[Instructions to follow] Tally the lines that hold the string "this", and reply with the count alone.

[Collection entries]
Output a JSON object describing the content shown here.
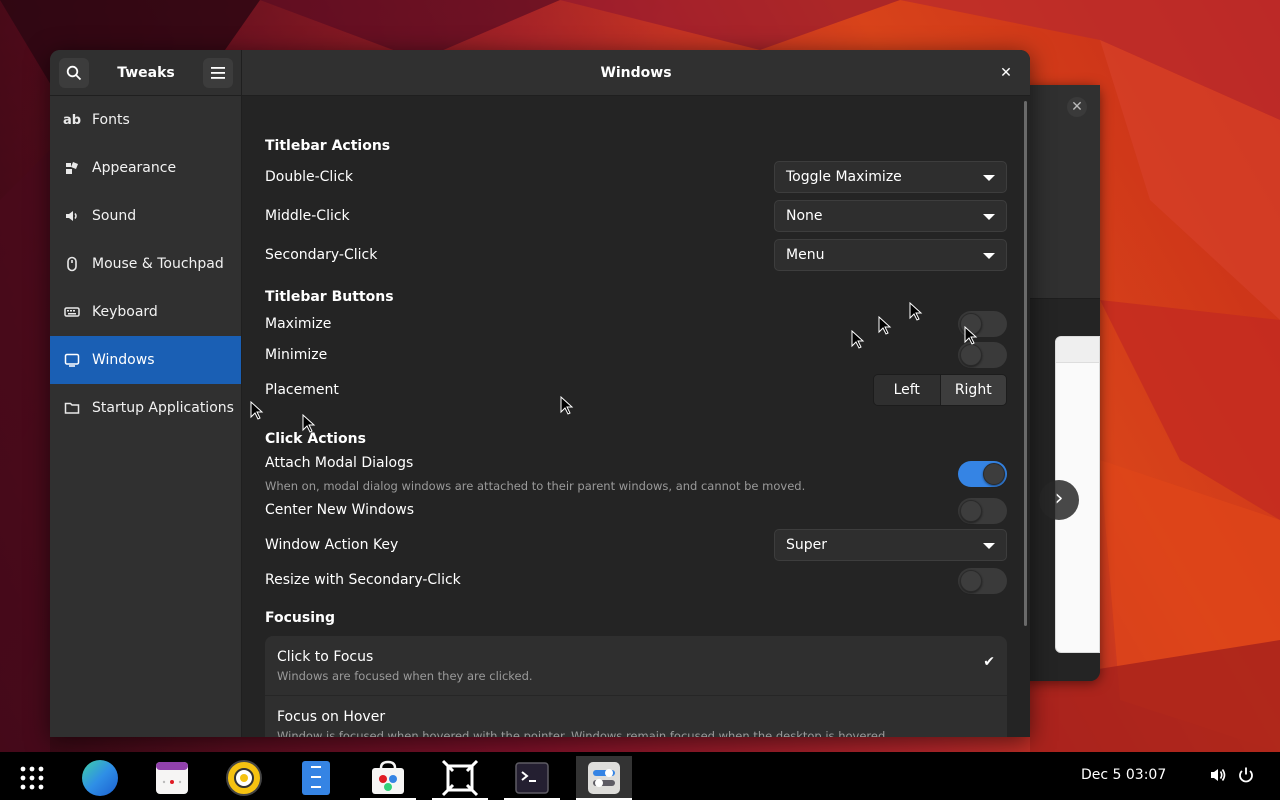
{
  "sidebar": {
    "title": "Tweaks",
    "items": [
      {
        "label": "Fonts",
        "icon": "font-icon"
      },
      {
        "label": "Appearance",
        "icon": "appearance-icon"
      },
      {
        "label": "Sound",
        "icon": "speaker-icon"
      },
      {
        "label": "Mouse & Touchpad",
        "icon": "mouse-icon"
      },
      {
        "label": "Keyboard",
        "icon": "keyboard-icon"
      },
      {
        "label": "Windows",
        "icon": "window-icon",
        "active": true
      },
      {
        "label": "Startup Applications",
        "icon": "folder-icon"
      }
    ]
  },
  "main": {
    "title": "Windows",
    "titlebar_actions": {
      "heading": "Titlebar Actions",
      "double_click": {
        "label": "Double-Click",
        "value": "Toggle Maximize"
      },
      "middle_click": {
        "label": "Middle-Click",
        "value": "None"
      },
      "secondary_click": {
        "label": "Secondary-Click",
        "value": "Menu"
      }
    },
    "titlebar_buttons": {
      "heading": "Titlebar Buttons",
      "maximize": {
        "label": "Maximize",
        "on": false
      },
      "minimize": {
        "label": "Minimize",
        "on": false
      },
      "placement": {
        "label": "Placement",
        "options": [
          "Left",
          "Right"
        ],
        "selected": "Right"
      }
    },
    "click_actions": {
      "heading": "Click Actions",
      "attach_modal": {
        "label": "Attach Modal Dialogs",
        "description": "When on, modal dialog windows are attached to their parent windows, and cannot be moved.",
        "on": true
      },
      "center_new": {
        "label": "Center New Windows",
        "on": false
      },
      "action_key": {
        "label": "Window Action Key",
        "value": "Super"
      },
      "resize_secondary": {
        "label": "Resize with Secondary-Click",
        "on": false
      }
    },
    "focusing": {
      "heading": "Focusing",
      "options": [
        {
          "title": "Click to Focus",
          "description": "Windows are focused when they are clicked.",
          "selected": true
        },
        {
          "title": "Focus on Hover",
          "description": "Window is focused when hovered with the pointer. Windows remain focused when the desktop is hovered.",
          "selected": false
        }
      ]
    }
  },
  "taskbar": {
    "apps": [
      "app-grid-icon",
      "browser-icon",
      "calendar-icon",
      "music-icon",
      "files-icon",
      "software-icon",
      "boxes-icon",
      "terminal-icon",
      "tweaks-icon"
    ],
    "clock": "Dec 5  03:07"
  },
  "colors": {
    "accent": "#1a5fb4",
    "toggle_on": "#3584e4"
  }
}
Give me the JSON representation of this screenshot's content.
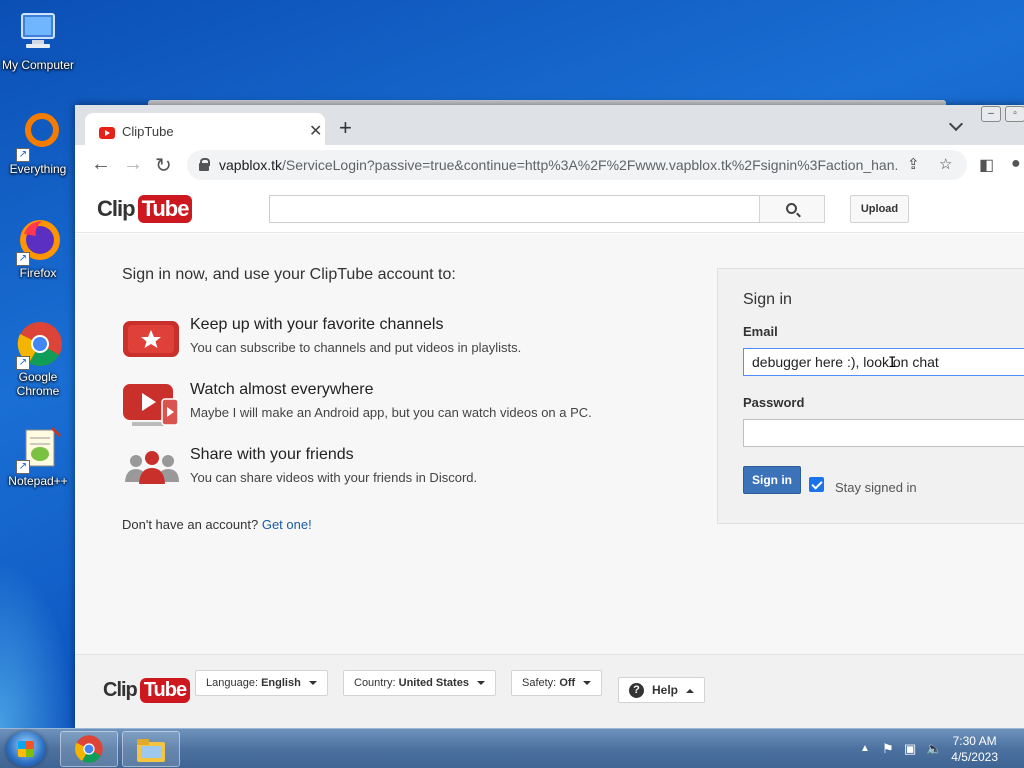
{
  "desktop": {
    "icons": [
      {
        "label": "My Computer"
      },
      {
        "label": "Everything"
      },
      {
        "label": "Firefox"
      },
      {
        "label": "Google Chrome"
      },
      {
        "label": "Notepad++"
      }
    ]
  },
  "browser": {
    "tab_title": "ClipTube",
    "tab_close": "✕",
    "new_tab": "+",
    "url_host": "vapblox.tk",
    "url_path": "/ServiceLogin?passive=true&continue=http%3A%2F%2Fwww.vapblox.tk%2Fsignin%3Faction_han..."
  },
  "site": {
    "logo_left": "Clip",
    "logo_right": "Tube",
    "upload_label": "Upload",
    "intro": "Sign in now, and use your ClipTube account to:",
    "features": [
      {
        "title": "Keep up with your favorite channels",
        "desc": "You can subscribe to channels and put videos in playlists."
      },
      {
        "title": "Watch almost everywhere",
        "desc": "Maybe I will make an Android app, but you can watch videos on a PC."
      },
      {
        "title": "Share with your friends",
        "desc": "You can share videos with your friends in Discord."
      }
    ],
    "no_account_text": "Don't have an account?",
    "get_one_link": "Get one!",
    "signin": {
      "title": "Sign in",
      "email_label": "Email",
      "email_value": "debugger here :), look on chat",
      "password_label": "Password",
      "password_value": "",
      "button_label": "Sign in",
      "stay_signed_in_label": "Stay signed in",
      "stay_signed_in_checked": true
    },
    "footer": {
      "language_label": "Language:",
      "language_value": "English",
      "country_label": "Country:",
      "country_value": "United States",
      "safety_label": "Safety:",
      "safety_value": "Off",
      "help_label": "Help"
    }
  },
  "taskbar": {
    "time": "7:30 AM",
    "date": "4/5/2023"
  },
  "colors": {
    "brand_red": "#cc181e",
    "link_blue": "#1b5aa8",
    "signin_button": "#3b72b8",
    "desktop_blue": "#1a6fd4"
  }
}
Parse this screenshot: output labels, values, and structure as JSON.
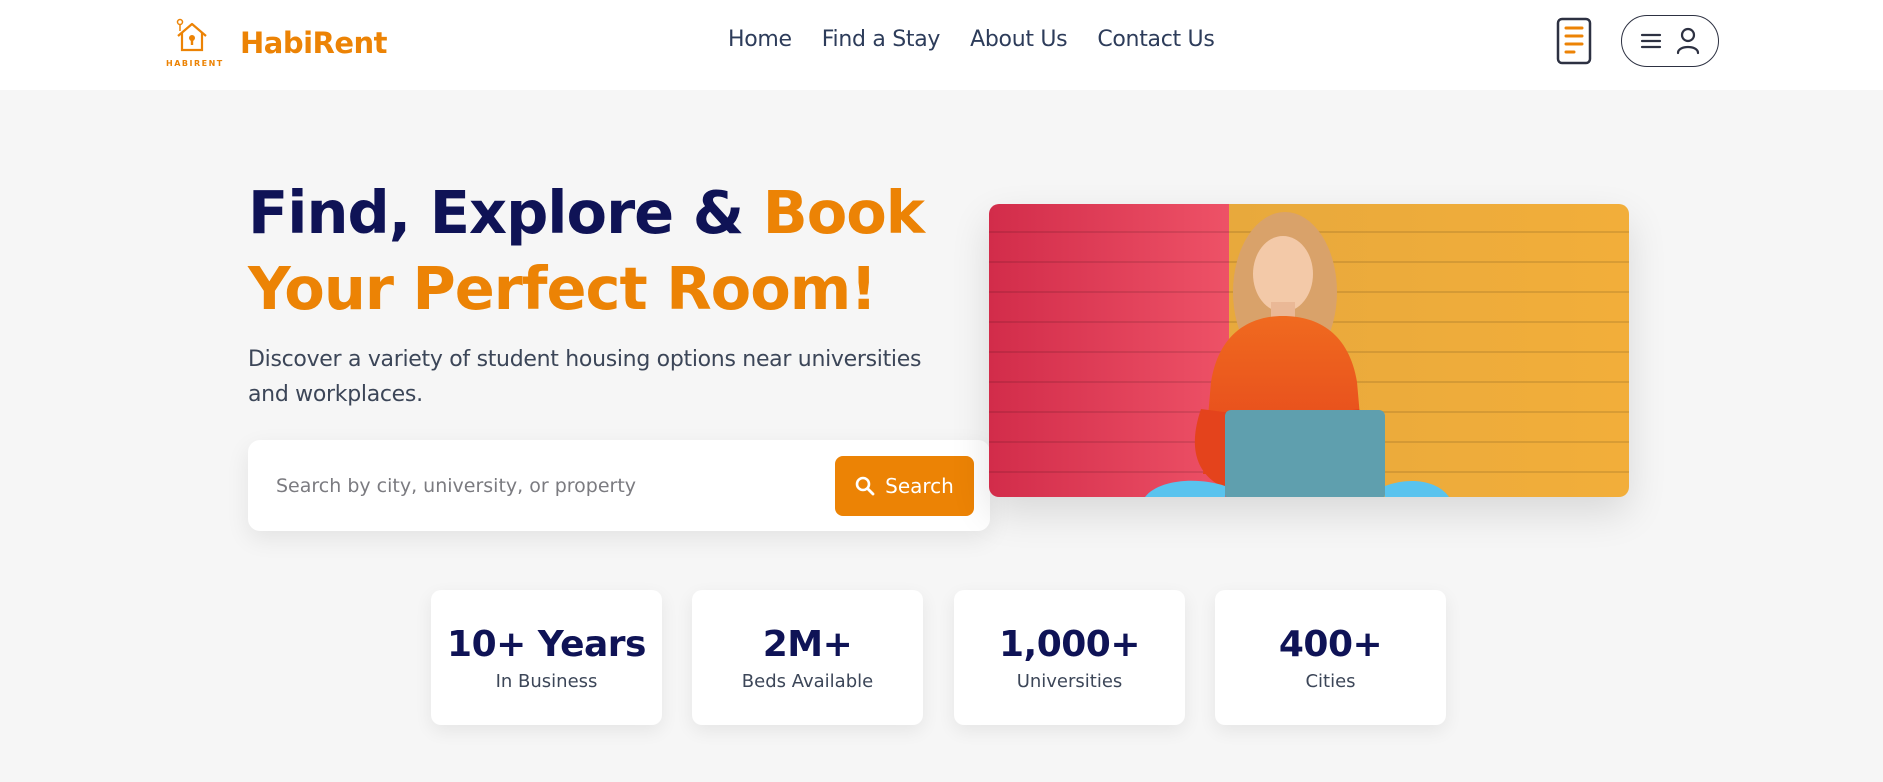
{
  "header": {
    "logo_small_text": "HABIRENT",
    "brand": "HabiRent",
    "nav": [
      {
        "label": "Home"
      },
      {
        "label": "Find a Stay"
      },
      {
        "label": "About Us"
      },
      {
        "label": "Contact Us"
      }
    ]
  },
  "hero": {
    "title_part1": "Find, Explore & ",
    "title_accent": "Book Your Perfect Room!",
    "subtitle": "Discover a variety of student housing options near universities and workplaces.",
    "search": {
      "placeholder": "Search by city, university, or property",
      "value": "",
      "button_label": "Search"
    }
  },
  "stats": [
    {
      "value": "10+ Years",
      "label": "In Business"
    },
    {
      "value": "2M+",
      "label": "Beds Available"
    },
    {
      "value": "1,000+",
      "label": "Universities"
    },
    {
      "value": "400+",
      "label": "Cities"
    }
  ],
  "colors": {
    "accent": "#ec8305",
    "navy": "#0f1356",
    "background": "#f6f6f6"
  },
  "icons": [
    "house-logo-icon",
    "phone-app-icon",
    "menu-icon",
    "user-icon",
    "search-icon"
  ]
}
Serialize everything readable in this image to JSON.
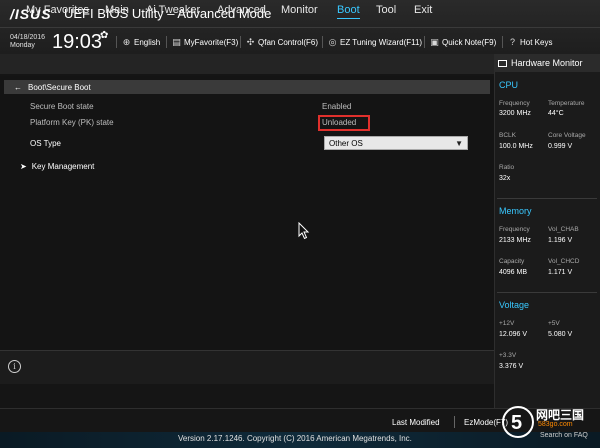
{
  "header": {
    "logo": "/ISUS",
    "title": "UEFI BIOS Utility – Advanced Mode",
    "date": "04/18/2016",
    "day": "Monday",
    "time": "19:03",
    "tools": [
      {
        "label": "English",
        "icon": "globe-icon"
      },
      {
        "label": "MyFavorite(F3)",
        "icon": "favorite-icon"
      },
      {
        "label": "Qfan Control(F6)",
        "icon": "fan-icon"
      },
      {
        "label": "EZ Tuning Wizard(F11)",
        "icon": "wizard-icon"
      },
      {
        "label": "Quick Note(F9)",
        "icon": "note-icon"
      },
      {
        "label": "Hot Keys",
        "icon": "question-icon"
      }
    ]
  },
  "nav": {
    "tabs": [
      "My Favorites",
      "Main",
      "Ai Tweaker",
      "Advanced",
      "Monitor",
      "Boot",
      "Tool",
      "Exit"
    ],
    "active": "Boot"
  },
  "main": {
    "breadcrumb": "Boot\\Secure Boot",
    "rows": [
      {
        "label": "Secure Boot state",
        "value": "Enabled"
      },
      {
        "label": "Platform Key (PK) state",
        "value": "Unloaded"
      }
    ],
    "os_type": {
      "label": "OS Type",
      "selected": "Other OS"
    },
    "key_management": "Key Management"
  },
  "bottom": {
    "last_modified": "Last Modified",
    "ez_mode": "EzMode(F7)",
    "version": "Version 2.17.1246. Copyright (C) 2016 American Megatrends, Inc.",
    "faq": "Search on FAQ",
    "watermark": "网吧三国",
    "watermark_sub": "583go.com"
  },
  "hardware_monitor": {
    "title": "Hardware Monitor",
    "cpu": {
      "heading": "CPU",
      "items": [
        {
          "label": "Frequency",
          "value": "3200 MHz"
        },
        {
          "label": "Temperature",
          "value": "44°C"
        },
        {
          "label": "BCLK",
          "value": "100.0 MHz"
        },
        {
          "label": "Core Voltage",
          "value": "0.999 V"
        },
        {
          "label": "Ratio",
          "value": "32x"
        }
      ]
    },
    "memory": {
      "heading": "Memory",
      "items": [
        {
          "label": "Frequency",
          "value": "2133 MHz"
        },
        {
          "label": "Vol_CHAB",
          "value": "1.196 V"
        },
        {
          "label": "Capacity",
          "value": "4096 MB"
        },
        {
          "label": "Vol_CHCD",
          "value": "1.171 V"
        }
      ]
    },
    "voltage": {
      "heading": "Voltage",
      "items": [
        {
          "label": "+12V",
          "value": "12.096 V"
        },
        {
          "label": "+5V",
          "value": "5.080 V"
        },
        {
          "label": "+3.3V",
          "value": "3.376 V"
        }
      ]
    }
  },
  "colors": {
    "accent": "#39c8ff",
    "highlight_box": "#e0302c"
  }
}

[Solved exercise] 3